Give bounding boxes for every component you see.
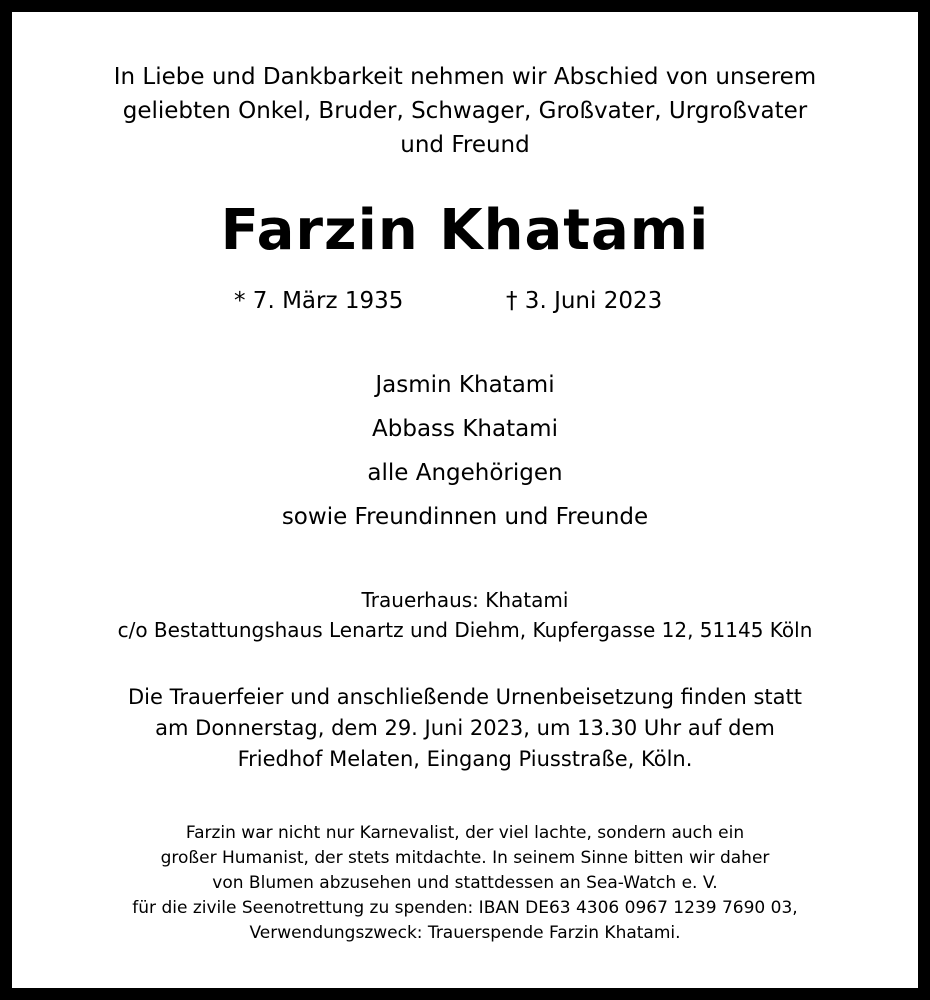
intro-line-2: geliebten Onkel, Bruder, Schwager, Großvater, Urgroßvater — [122, 98, 808, 124]
funeral-home-address: c/o Bestattungshaus Lenartz und Diehm, Kupfergasse 12, 51145 Köln — [117, 618, 813, 642]
note-line-1: Farzin war nicht nur Karnevalist, der viel lachte, sondern auch ein — [185, 823, 745, 843]
note-line-3: von Blumen abzusehen und stattdessen an Sea-Watch e. V. — [212, 873, 718, 893]
relative-line-1: Jasmin Khatami — [375, 372, 555, 398]
mourning-house: Trauerhaus: Khatami — [361, 588, 569, 612]
note-line-5: Verwendungszweck: Trauerspende Farzin Khatami. — [249, 923, 681, 943]
ceremony-line-3: Friedhof Melaten, Eingang Piusstraße, Köln. — [237, 747, 693, 771]
intro-line-3: und Freund — [400, 132, 530, 158]
note-line-4: für die zivile Seenotrettung zu spenden: IBAN DE63 4306 0967 1239 7690 03, — [132, 898, 798, 918]
relative-line-3: alle Angehörigen — [367, 460, 563, 486]
relative-line-4: sowie Freundinnen und Freunde — [281, 504, 649, 530]
death-date: † 3. Juni 2023 — [506, 288, 663, 314]
ceremony-line-2: am Donnerstag, dem 29. Juni 2023, um 13.30 Uhr auf dem — [155, 716, 775, 740]
note-line-2: großer Humanist, der stets mitdachte. In seinem Sinne bitten wir daher — [160, 848, 770, 868]
birth-date: * 7. März 1935 — [234, 288, 404, 314]
deceased-name: Farzin Khatami — [220, 198, 710, 263]
intro-line-1: In Liebe und Dankbarkeit nehmen wir Abschied von unserem — [113, 64, 817, 90]
relative-line-2: Abbass Khatami — [372, 416, 558, 442]
ceremony-line-1: Die Trauerfeier und anschließende Urnenbeisetzung finden statt — [128, 685, 802, 709]
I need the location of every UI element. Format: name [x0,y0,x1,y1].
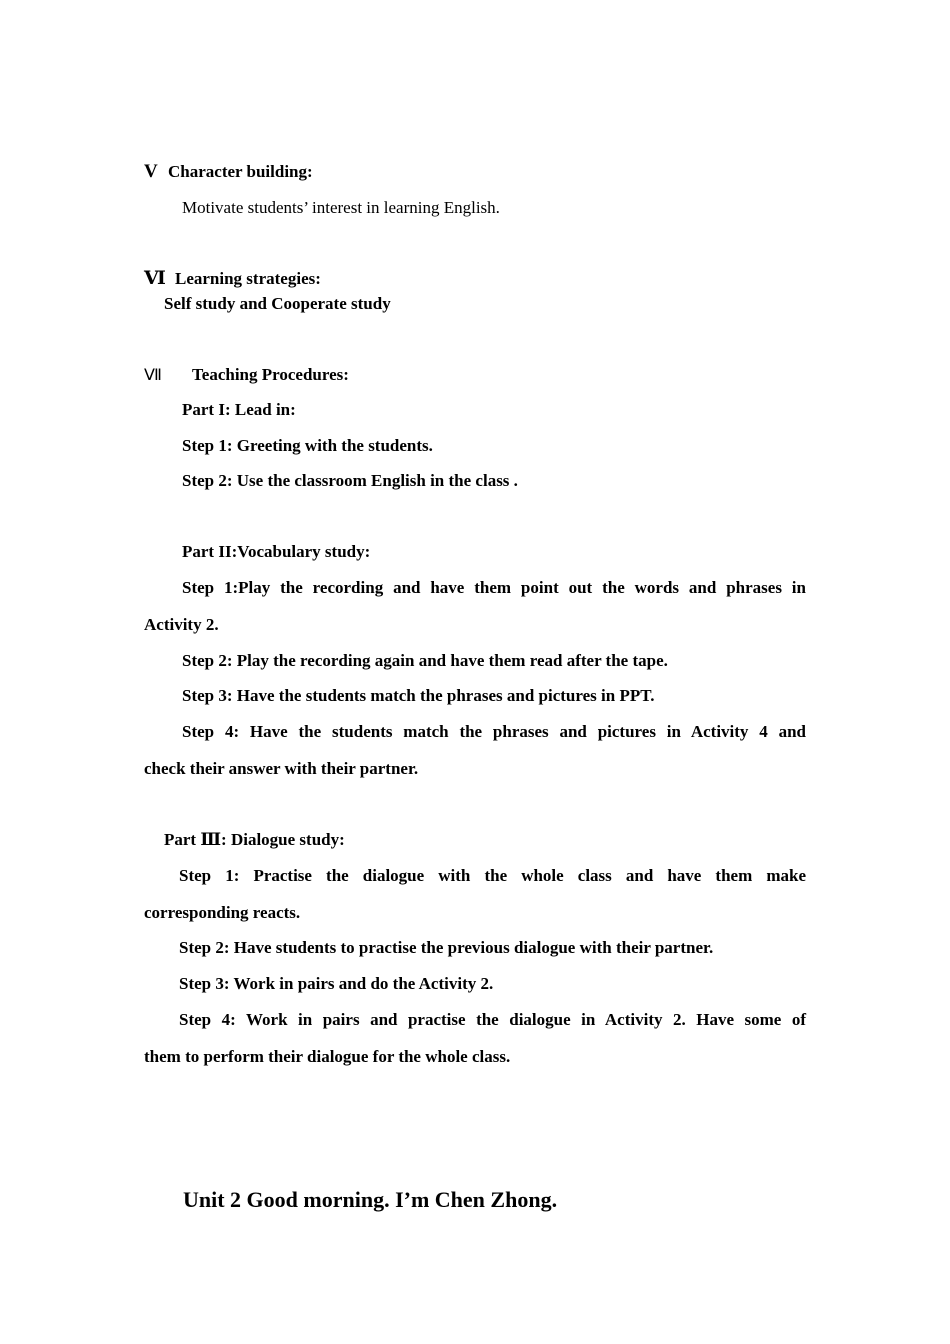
section-vi-title: Learning strategies: [175,269,321,288]
part-3-title-suffix: : Dialogue study: [221,830,345,849]
unit-title: Unit 2 Good morning. I’m Chen Zhong. [183,1187,558,1212]
part-2-step-3: Step 3: Have the students match the phrases and pictures in PPT. [182,686,655,705]
section-vi-heading [144,268,806,290]
section-v-heading [144,161,806,183]
section-vi-numeral: Ⅵ [144,268,166,289]
part-3-step-1-line-2: corresponding reacts. [144,903,301,922]
section-v-body: Motivate students’ interest in learning English. [182,198,500,217]
section-vii-numeral: Ⅶ [144,365,162,384]
part-1-title: Part I: Lead in: [182,400,296,419]
part-3-title-prefix: Part [164,830,201,849]
part-3-step-1-line-1: Step 1: Practise the dialogue with the whole class and have them make [179,866,806,885]
part-2-step-2: Step 2: Play the recording again and have them read after the tape. [182,651,668,670]
section-v-numeral: V [144,161,158,182]
part-3-title [164,829,806,851]
part-3-title-numeral: Ⅲ [200,830,222,849]
section-vi-body: Self study and Cooperate study [164,294,391,313]
section-vii-heading [144,364,806,386]
part-2-step-4-line-1: Step 4: Have the students match the phrases and pictures in Activity 4 and [182,722,806,741]
part-2-step-1-line-1: Step 1:Play the recording and have them point out the words and phrases in [182,578,806,597]
part-3-step-4-line-2: them to perform their dialogue for the whole class. [144,1047,511,1066]
part-2-step-1-line-2: Activity 2. [144,615,219,634]
part-3-step-2: Step 2: Have students to practise the previous dialogue with their partner. [179,938,714,957]
part-1-step-2: Step 2: Use the classroom English in the class . [182,471,518,490]
part-2-title: Part II:Vocabulary study: [182,542,371,561]
section-v-title: Character building: [168,162,313,181]
part-1-step-1: Step 1: Greeting with the students. [182,436,433,455]
part-2-step-4-line-2: check their answer with their partner. [144,759,419,778]
part-3-step-3: Step 3: Work in pairs and do the Activity 2. [179,974,494,993]
section-vii-title: Teaching Procedures: [192,365,349,384]
part-3-step-4-line-1: Step 4: Work in pairs and practise the dialogue in Activity 2. Have some of [179,1010,806,1029]
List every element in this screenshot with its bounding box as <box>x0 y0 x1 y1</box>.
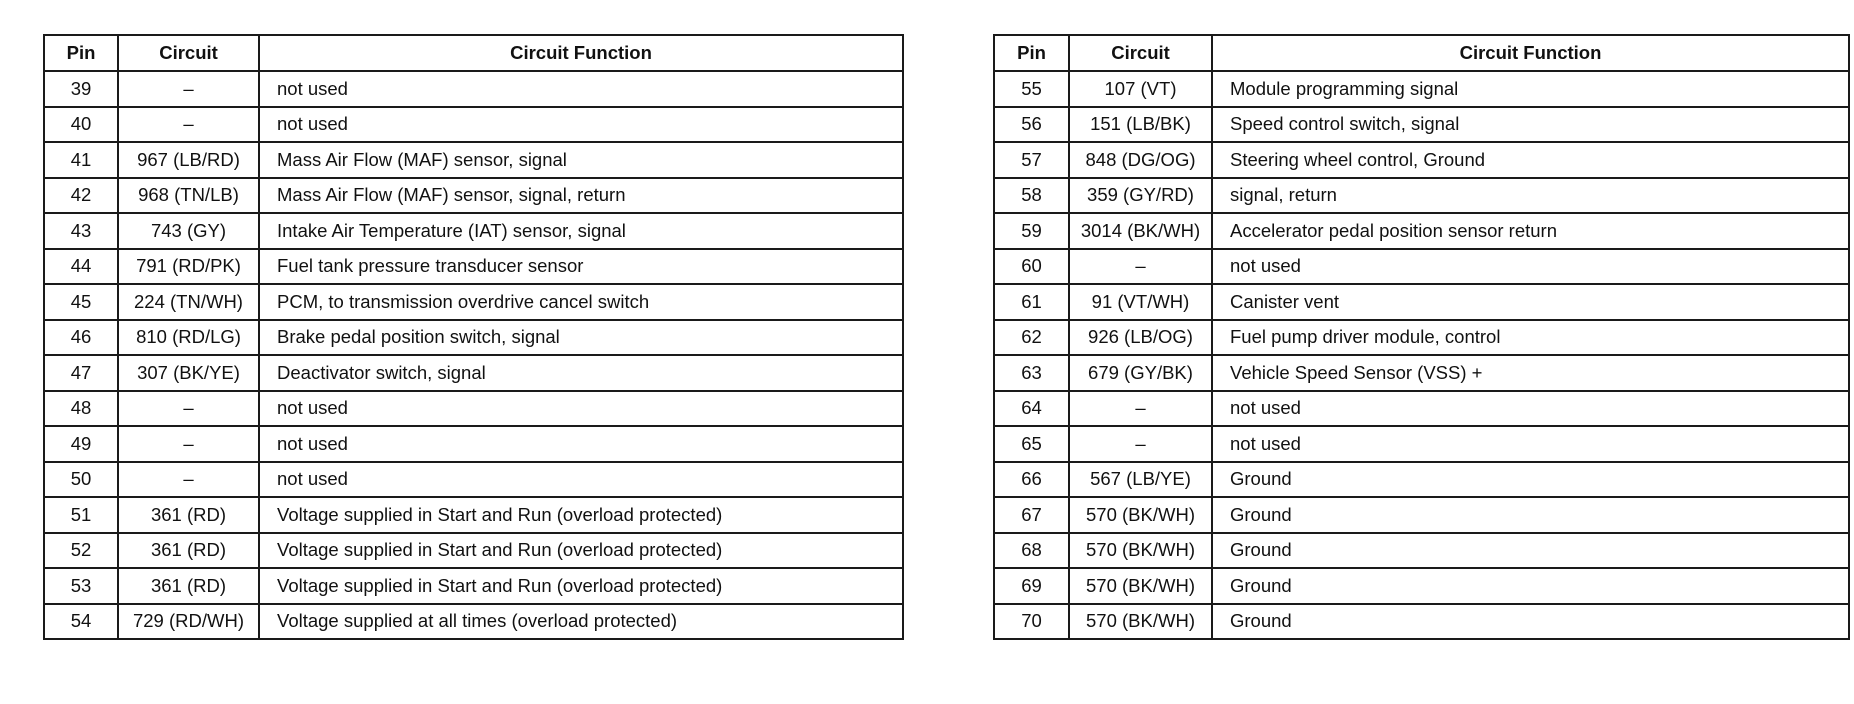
function-cell: Voltage supplied in Start and Run (overload protected) <box>259 568 903 604</box>
table-row <box>44 391 903 427</box>
table-row <box>994 142 1849 178</box>
circuit-cell: 570 (BK/WH) <box>1069 568 1212 604</box>
header-pin: Pin <box>44 35 118 71</box>
function-cell: Brake pedal position switch, signal <box>259 320 903 356</box>
header-circuit: Circuit <box>1069 35 1212 71</box>
function-cell: Module programming signal <box>1212 71 1849 107</box>
function-cell: PCM, to transmission overdrive cancel switch <box>259 284 903 320</box>
pin-cell: 68 <box>994 533 1069 569</box>
table-row <box>994 249 1849 285</box>
function-cell: not used <box>259 71 903 107</box>
circuit-cell: 570 (BK/WH) <box>1069 497 1212 533</box>
table-row <box>994 462 1849 498</box>
function-cell: Fuel pump driver module, control <box>1212 320 1849 356</box>
circuit-cell: 743 (GY) <box>118 213 259 249</box>
table-row <box>994 178 1849 214</box>
table-row <box>44 142 903 178</box>
pin-cell: 53 <box>44 568 118 604</box>
pin-cell: 44 <box>44 249 118 285</box>
function-cell: not used <box>259 391 903 427</box>
header-pin: Pin <box>994 35 1069 71</box>
pin-cell: 48 <box>44 391 118 427</box>
function-cell: not used <box>259 426 903 462</box>
circuit-cell: – <box>1069 391 1212 427</box>
function-cell: Voltage supplied at all times (overload protected) <box>259 604 903 640</box>
pin-cell: 43 <box>44 213 118 249</box>
table-row <box>44 426 903 462</box>
pin-cell: 64 <box>994 391 1069 427</box>
pin-cell: 61 <box>994 284 1069 320</box>
table-row <box>994 497 1849 533</box>
table-row <box>994 213 1849 249</box>
pin-cell: 58 <box>994 178 1069 214</box>
function-cell: not used <box>1212 391 1849 427</box>
function-cell: Vehicle Speed Sensor (VSS) + <box>1212 355 1849 391</box>
pin-cell: 47 <box>44 355 118 391</box>
table-row <box>994 568 1849 604</box>
table-row <box>994 107 1849 143</box>
pin-cell: 65 <box>994 426 1069 462</box>
pin-cell: 39 <box>44 71 118 107</box>
pin-cell: 56 <box>994 107 1069 143</box>
table-row <box>44 213 903 249</box>
function-cell: Accelerator pedal position sensor return <box>1212 213 1849 249</box>
circuit-cell: 307 (BK/YE) <box>118 355 259 391</box>
function-cell: Ground <box>1212 533 1849 569</box>
table-row <box>44 284 903 320</box>
pin-cell: 45 <box>44 284 118 320</box>
function-cell: Mass Air Flow (MAF) sensor, signal, return <box>259 178 903 214</box>
circuit-cell: 570 (BK/WH) <box>1069 533 1212 569</box>
pin-cell: 67 <box>994 497 1069 533</box>
table-row <box>44 533 903 569</box>
function-cell: signal, return <box>1212 178 1849 214</box>
circuit-cell: 359 (GY/RD) <box>1069 178 1212 214</box>
table-row <box>44 462 903 498</box>
circuit-cell: 729 (RD/WH) <box>118 604 259 640</box>
pin-cell: 46 <box>44 320 118 356</box>
function-cell: Speed control switch, signal <box>1212 107 1849 143</box>
circuit-cell: – <box>118 462 259 498</box>
pin-cell: 51 <box>44 497 118 533</box>
table-header-row <box>44 35 903 71</box>
circuit-cell: 810 (RD/LG) <box>118 320 259 356</box>
header-function: Circuit Function <box>1212 35 1849 71</box>
table-row <box>994 426 1849 462</box>
function-cell: Fuel tank pressure transducer sensor <box>259 249 903 285</box>
table-row <box>44 107 903 143</box>
circuit-cell: 567 (LB/YE) <box>1069 462 1212 498</box>
circuit-cell: 91 (VT/WH) <box>1069 284 1212 320</box>
pin-cell: 52 <box>44 533 118 569</box>
header-circuit: Circuit <box>118 35 259 71</box>
pin-table-left <box>43 34 904 640</box>
circuit-cell: – <box>118 426 259 462</box>
circuit-cell: 107 (VT) <box>1069 71 1212 107</box>
circuit-cell: 570 (BK/WH) <box>1069 604 1212 640</box>
table-row <box>44 568 903 604</box>
circuit-cell: – <box>1069 249 1212 285</box>
circuit-cell: 361 (RD) <box>118 533 259 569</box>
pin-cell: 41 <box>44 142 118 178</box>
pin-cell: 69 <box>994 568 1069 604</box>
function-cell: Ground <box>1212 497 1849 533</box>
pin-cell: 50 <box>44 462 118 498</box>
circuit-cell: 361 (RD) <box>118 568 259 604</box>
pin-cell: 59 <box>994 213 1069 249</box>
function-cell: Ground <box>1212 462 1849 498</box>
circuit-cell: 848 (DG/OG) <box>1069 142 1212 178</box>
circuit-cell: – <box>1069 426 1212 462</box>
pin-cell: 66 <box>994 462 1069 498</box>
circuit-cell: – <box>118 391 259 427</box>
table-row <box>994 71 1849 107</box>
function-cell: Ground <box>1212 604 1849 640</box>
circuit-cell: 361 (RD) <box>118 497 259 533</box>
function-cell: Canister vent <box>1212 284 1849 320</box>
circuit-cell: – <box>118 71 259 107</box>
pin-cell: 70 <box>994 604 1069 640</box>
table-row <box>44 320 903 356</box>
circuit-cell: 679 (GY/BK) <box>1069 355 1212 391</box>
table-row <box>994 355 1849 391</box>
function-cell: Deactivator switch, signal <box>259 355 903 391</box>
table-row <box>994 533 1849 569</box>
table-header-row <box>994 35 1849 71</box>
pin-table-right <box>993 34 1850 640</box>
circuit-cell: 3014 (BK/WH) <box>1069 213 1212 249</box>
table-row <box>994 320 1849 356</box>
function-cell: not used <box>259 107 903 143</box>
pin-cell: 42 <box>44 178 118 214</box>
circuit-cell: 967 (LB/RD) <box>118 142 259 178</box>
header-function: Circuit Function <box>259 35 903 71</box>
function-cell: Steering wheel control, Ground <box>1212 142 1849 178</box>
table-row <box>994 284 1849 320</box>
table-row <box>44 178 903 214</box>
pin-cell: 63 <box>994 355 1069 391</box>
function-cell: not used <box>1212 426 1849 462</box>
table-row <box>994 391 1849 427</box>
pin-cell: 57 <box>994 142 1069 178</box>
table-row <box>44 71 903 107</box>
circuit-cell: 224 (TN/WH) <box>118 284 259 320</box>
table-row <box>44 604 903 640</box>
table-row <box>994 604 1849 640</box>
circuit-cell: 968 (TN/LB) <box>118 178 259 214</box>
table-row <box>44 249 903 285</box>
circuit-cell: 926 (LB/OG) <box>1069 320 1212 356</box>
function-cell: Mass Air Flow (MAF) sensor, signal <box>259 142 903 178</box>
circuit-cell: 791 (RD/PK) <box>118 249 259 285</box>
table-row <box>44 355 903 391</box>
function-cell: not used <box>1212 249 1849 285</box>
pin-cell: 62 <box>994 320 1069 356</box>
pin-cell: 49 <box>44 426 118 462</box>
pin-cell: 55 <box>994 71 1069 107</box>
circuit-cell: 151 (LB/BK) <box>1069 107 1212 143</box>
function-cell: Ground <box>1212 568 1849 604</box>
function-cell: not used <box>259 462 903 498</box>
function-cell: Voltage supplied in Start and Run (overload protected) <box>259 533 903 569</box>
pin-cell: 60 <box>994 249 1069 285</box>
circuit-cell: – <box>118 107 259 143</box>
pin-cell: 40 <box>44 107 118 143</box>
pin-cell: 54 <box>44 604 118 640</box>
function-cell: Intake Air Temperature (IAT) sensor, signal <box>259 213 903 249</box>
function-cell: Voltage supplied in Start and Run (overload protected) <box>259 497 903 533</box>
table-row <box>44 497 903 533</box>
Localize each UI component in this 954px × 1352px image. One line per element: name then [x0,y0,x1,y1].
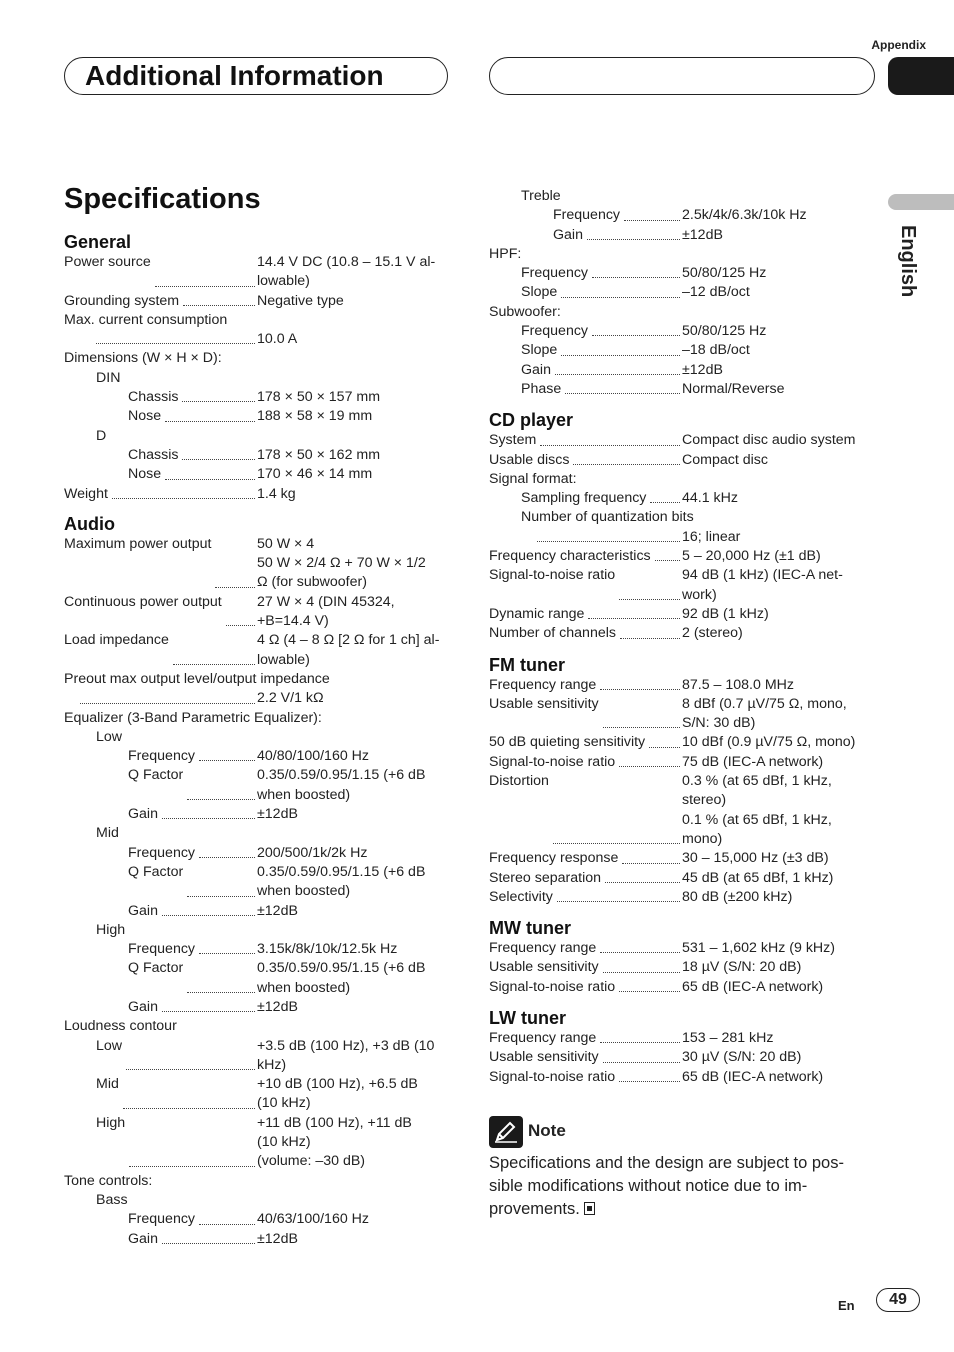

→ To do
Rewrite the lines of the material from the line with "<box>259 568 903 604</box>" to the line with "function-cell: Module programming", changing "Brake pedal" to "Clutch pedal" and keeping everything else the same. Return only those lines.

→ Answer to the problem
function-cell: Voltage supplied in Start and Run (overload protected) <box>259 568 903 604</box>
table-row <box>44 391 903 427</box>
table-row <box>994 142 1849 178</box>
circuit-cell: 570 (BK/WH) <box>1069 568 1212 604</box>
header-pin: Pin <box>44 35 118 71</box>
function-cell: Clutch pedal position switch, signal <box>259 320 903 356</box>
header-circuit: Circuit <box>1069 35 1212 71</box>
function-cell: Module programming signal <box>1212 71 1849 107</box>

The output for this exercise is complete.